• YOUR TASK:
Transcribe the listing verbatim. Do not carry over any pictures.

____ SUPPLIED RECORDS

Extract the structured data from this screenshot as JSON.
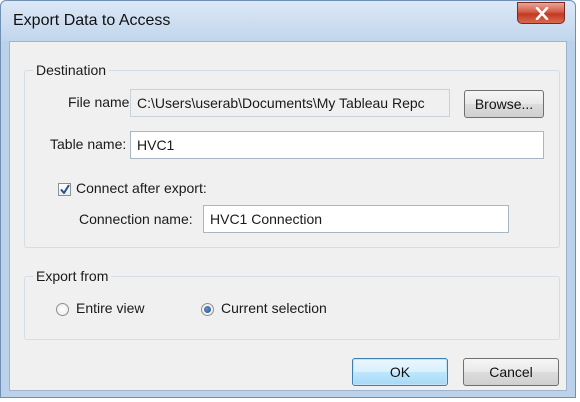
{
  "window": {
    "title": "Export Data to Access"
  },
  "destination": {
    "group_label": "Destination",
    "file_name_label": "File name:",
    "file_name_value": "C:\\Users\\userab\\Documents\\My Tableau Repc",
    "browse_label": "Browse...",
    "table_name_label": "Table name:",
    "table_name_value": "HVC1",
    "connect_label": "Connect after export:",
    "connect_checked": true,
    "connection_name_label": "Connection name:",
    "connection_name_value": "HVC1 Connection"
  },
  "export_from": {
    "group_label": "Export from",
    "options": [
      {
        "label": "Entire view",
        "selected": false
      },
      {
        "label": "Current selection",
        "selected": true
      }
    ]
  },
  "buttons": {
    "ok": "OK",
    "cancel": "Cancel"
  },
  "colors": {
    "close_button": "#c23a22",
    "default_button_border": "#3c7fb1",
    "check_mark": "#2b4f8a"
  }
}
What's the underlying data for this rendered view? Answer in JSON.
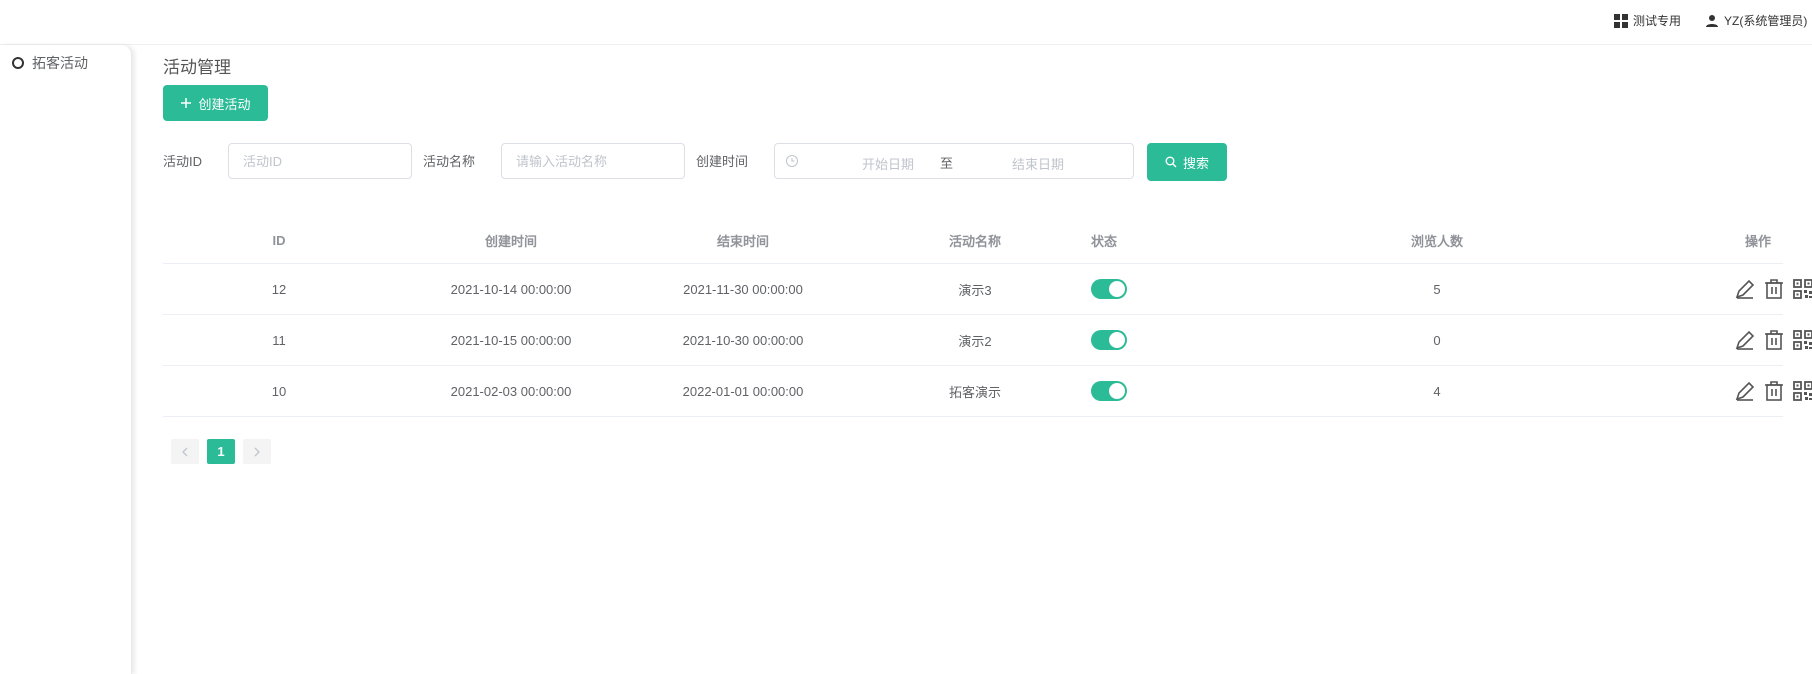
{
  "header": {
    "tenant_label": "测试专用",
    "user_label": "YZ(系统管理员)"
  },
  "sidebar": {
    "items": [
      {
        "label": "拓客活动"
      }
    ]
  },
  "main": {
    "title": "活动管理",
    "create_button": "创建活动",
    "filters": {
      "id_label": "活动ID",
      "id_placeholder": "活动ID",
      "name_label": "活动名称",
      "name_placeholder": "请输入活动名称",
      "time_label": "创建时间",
      "start_placeholder": "开始日期",
      "range_separator": "至",
      "end_placeholder": "结束日期",
      "search_button": "搜索"
    },
    "table": {
      "columns": [
        "ID",
        "创建时间",
        "结束时间",
        "活动名称",
        "状态",
        "浏览人数",
        "操作"
      ],
      "rows": [
        {
          "id": "12",
          "created": "2021-10-14 00:00:00",
          "ends": "2021-11-30 00:00:00",
          "name": "演示3",
          "enabled": true,
          "views": "5"
        },
        {
          "id": "11",
          "created": "2021-10-15 00:00:00",
          "ends": "2021-10-30 00:00:00",
          "name": "演示2",
          "enabled": true,
          "views": "0"
        },
        {
          "id": "10",
          "created": "2021-02-03 00:00:00",
          "ends": "2022-01-01 00:00:00",
          "name": "拓客演示",
          "enabled": true,
          "views": "4"
        }
      ],
      "row_actions": [
        "edit-icon",
        "delete-icon",
        "qrcode-icon",
        "share-icon",
        "support-icon"
      ]
    },
    "pagination": {
      "current_page": "1",
      "prev_icon": "chevron-left-icon",
      "next_icon": "chevron-right-icon"
    }
  },
  "colors": {
    "primary": "#2bbc97",
    "text": "#606266",
    "header_text": "#909399",
    "border": "#ebeef5"
  }
}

________

• WRITTEN RESPONSE:
Extract the structured data from this screenshot as JSON.
{
  "window": {
    "title": "Export Data to Access"
  },
  "destination": {
    "group_label": "Destination",
    "file_name_label": "File name:",
    "file_name_value": "C:\\Users\\userab\\Documents\\My Tableau Repc",
    "browse_label": "Browse...",
    "table_name_label": "Table name:",
    "table_name_value": "HVC1",
    "connect_label": "Connect after export:",
    "connect_checked": true,
    "connection_name_label": "Connection name:",
    "connection_name_value": "HVC1 Connection"
  },
  "export_from": {
    "group_label": "Export from",
    "options": [
      {
        "label": "Entire view",
        "selected": false
      },
      {
        "label": "Current selection",
        "selected": true
      }
    ]
  },
  "buttons": {
    "ok": "OK",
    "cancel": "Cancel"
  },
  "colors": {
    "close_button": "#c23a22",
    "default_button_border": "#3c7fb1",
    "check_mark": "#2b4f8a"
  }
}
What's the underlying data for this rendered view? Answer in JSON.
{
  "header": {
    "tenant_label": "测试专用",
    "user_label": "YZ(系统管理员)"
  },
  "sidebar": {
    "items": [
      {
        "label": "拓客活动"
      }
    ]
  },
  "main": {
    "title": "活动管理",
    "create_button": "创建活动",
    "filters": {
      "id_label": "活动ID",
      "id_placeholder": "活动ID",
      "name_label": "活动名称",
      "name_placeholder": "请输入活动名称",
      "time_label": "创建时间",
      "start_placeholder": "开始日期",
      "range_separator": "至",
      "end_placeholder": "结束日期",
      "search_button": "搜索"
    },
    "table": {
      "columns": [
        "ID",
        "创建时间",
        "结束时间",
        "活动名称",
        "状态",
        "浏览人数",
        "操作"
      ],
      "rows": [
        {
          "id": "12",
          "created": "2021-10-14 00:00:00",
          "ends": "2021-11-30 00:00:00",
          "name": "演示3",
          "enabled": true,
          "views": "5"
        },
        {
          "id": "11",
          "created": "2021-10-15 00:00:00",
          "ends": "2021-10-30 00:00:00",
          "name": "演示2",
          "enabled": true,
          "views": "0"
        },
        {
          "id": "10",
          "created": "2021-02-03 00:00:00",
          "ends": "2022-01-01 00:00:00",
          "name": "拓客演示",
          "enabled": true,
          "views": "4"
        }
      ],
      "row_actions": [
        "edit-icon",
        "delete-icon",
        "qrcode-icon",
        "share-icon",
        "support-icon"
      ]
    },
    "pagination": {
      "current_page": "1",
      "prev_icon": "chevron-left-icon",
      "next_icon": "chevron-right-icon"
    }
  },
  "colors": {
    "primary": "#2bbc97",
    "text": "#606266",
    "header_text": "#909399",
    "border": "#ebeef5"
  }
}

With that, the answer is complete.